**Task**. Gather each line in the entries that includes the string "bash".

☆ ☆ ☆

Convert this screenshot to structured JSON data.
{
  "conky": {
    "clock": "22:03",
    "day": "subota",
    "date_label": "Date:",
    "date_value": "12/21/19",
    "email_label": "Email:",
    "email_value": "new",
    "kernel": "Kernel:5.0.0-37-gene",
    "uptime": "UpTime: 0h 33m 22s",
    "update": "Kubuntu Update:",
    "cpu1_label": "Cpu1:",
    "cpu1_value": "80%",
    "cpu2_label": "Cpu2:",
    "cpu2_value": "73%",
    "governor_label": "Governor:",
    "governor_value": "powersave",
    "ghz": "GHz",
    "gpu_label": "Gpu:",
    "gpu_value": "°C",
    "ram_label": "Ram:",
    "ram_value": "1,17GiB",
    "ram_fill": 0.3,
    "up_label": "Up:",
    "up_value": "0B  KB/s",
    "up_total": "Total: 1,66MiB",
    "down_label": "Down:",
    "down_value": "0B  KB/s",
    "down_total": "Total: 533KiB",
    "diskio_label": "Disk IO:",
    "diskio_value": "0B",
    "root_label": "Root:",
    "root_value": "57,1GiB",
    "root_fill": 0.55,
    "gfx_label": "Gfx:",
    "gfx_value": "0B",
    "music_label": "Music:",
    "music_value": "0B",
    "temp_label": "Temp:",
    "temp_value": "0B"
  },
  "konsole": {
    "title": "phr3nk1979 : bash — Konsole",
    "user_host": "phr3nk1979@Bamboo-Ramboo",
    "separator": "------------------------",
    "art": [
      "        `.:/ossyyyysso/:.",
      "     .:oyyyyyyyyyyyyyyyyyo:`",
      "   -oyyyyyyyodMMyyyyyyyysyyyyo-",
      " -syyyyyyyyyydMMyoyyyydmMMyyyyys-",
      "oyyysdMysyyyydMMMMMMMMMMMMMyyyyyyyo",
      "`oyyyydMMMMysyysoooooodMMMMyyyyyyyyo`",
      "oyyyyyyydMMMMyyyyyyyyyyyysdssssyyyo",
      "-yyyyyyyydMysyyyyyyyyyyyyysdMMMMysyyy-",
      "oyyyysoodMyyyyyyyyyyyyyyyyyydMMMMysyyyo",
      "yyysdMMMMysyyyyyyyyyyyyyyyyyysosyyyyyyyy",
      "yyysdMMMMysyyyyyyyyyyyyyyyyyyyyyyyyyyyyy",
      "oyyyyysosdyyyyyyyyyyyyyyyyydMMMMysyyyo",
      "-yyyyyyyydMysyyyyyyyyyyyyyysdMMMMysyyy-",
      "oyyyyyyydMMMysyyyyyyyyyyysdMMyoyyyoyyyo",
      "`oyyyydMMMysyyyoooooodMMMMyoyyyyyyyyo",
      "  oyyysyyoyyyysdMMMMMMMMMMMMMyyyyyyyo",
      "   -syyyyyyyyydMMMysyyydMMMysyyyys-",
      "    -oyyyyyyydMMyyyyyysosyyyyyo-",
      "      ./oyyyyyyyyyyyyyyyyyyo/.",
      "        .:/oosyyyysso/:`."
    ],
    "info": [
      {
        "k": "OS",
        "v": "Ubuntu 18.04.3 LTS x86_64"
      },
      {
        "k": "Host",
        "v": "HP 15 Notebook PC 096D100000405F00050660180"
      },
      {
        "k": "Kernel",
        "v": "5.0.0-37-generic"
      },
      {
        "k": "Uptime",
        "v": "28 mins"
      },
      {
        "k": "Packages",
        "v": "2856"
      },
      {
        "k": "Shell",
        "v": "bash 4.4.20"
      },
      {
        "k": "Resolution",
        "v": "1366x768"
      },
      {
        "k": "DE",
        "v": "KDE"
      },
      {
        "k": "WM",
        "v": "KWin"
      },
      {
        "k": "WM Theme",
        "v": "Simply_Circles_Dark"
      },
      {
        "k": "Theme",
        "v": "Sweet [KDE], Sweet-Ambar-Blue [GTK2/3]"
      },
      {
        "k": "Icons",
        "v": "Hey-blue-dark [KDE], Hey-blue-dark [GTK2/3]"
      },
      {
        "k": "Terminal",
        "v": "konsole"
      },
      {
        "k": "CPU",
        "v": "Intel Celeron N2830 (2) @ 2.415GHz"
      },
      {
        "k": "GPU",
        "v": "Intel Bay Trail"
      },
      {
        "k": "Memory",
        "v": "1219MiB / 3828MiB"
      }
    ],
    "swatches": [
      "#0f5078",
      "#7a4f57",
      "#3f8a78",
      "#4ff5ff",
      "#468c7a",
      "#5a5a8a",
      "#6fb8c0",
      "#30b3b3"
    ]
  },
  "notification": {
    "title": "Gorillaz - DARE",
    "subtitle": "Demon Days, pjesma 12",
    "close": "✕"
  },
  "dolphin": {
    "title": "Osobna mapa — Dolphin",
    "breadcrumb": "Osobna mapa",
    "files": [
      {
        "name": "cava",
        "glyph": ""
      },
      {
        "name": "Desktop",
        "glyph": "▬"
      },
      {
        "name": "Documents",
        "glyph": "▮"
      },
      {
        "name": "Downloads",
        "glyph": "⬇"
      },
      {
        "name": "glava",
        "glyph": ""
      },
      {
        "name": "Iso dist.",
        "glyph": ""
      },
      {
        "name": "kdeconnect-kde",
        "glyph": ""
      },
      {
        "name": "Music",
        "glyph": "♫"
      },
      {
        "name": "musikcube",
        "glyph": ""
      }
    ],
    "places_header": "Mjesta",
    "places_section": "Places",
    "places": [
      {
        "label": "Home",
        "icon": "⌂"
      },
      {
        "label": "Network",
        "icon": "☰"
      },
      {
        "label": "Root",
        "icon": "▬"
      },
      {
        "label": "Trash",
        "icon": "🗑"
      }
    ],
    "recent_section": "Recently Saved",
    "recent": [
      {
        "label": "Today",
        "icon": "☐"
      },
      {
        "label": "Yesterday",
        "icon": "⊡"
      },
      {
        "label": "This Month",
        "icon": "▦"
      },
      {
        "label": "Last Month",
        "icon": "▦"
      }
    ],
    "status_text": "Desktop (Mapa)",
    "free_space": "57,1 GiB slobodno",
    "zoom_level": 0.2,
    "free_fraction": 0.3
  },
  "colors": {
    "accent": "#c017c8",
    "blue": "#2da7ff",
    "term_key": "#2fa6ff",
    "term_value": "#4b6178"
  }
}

☆ ☆ ☆

**Output for this exercise**.
    "title": "phr3nk1979 : bash — Konsole",
        "v": "bash 4.4.20"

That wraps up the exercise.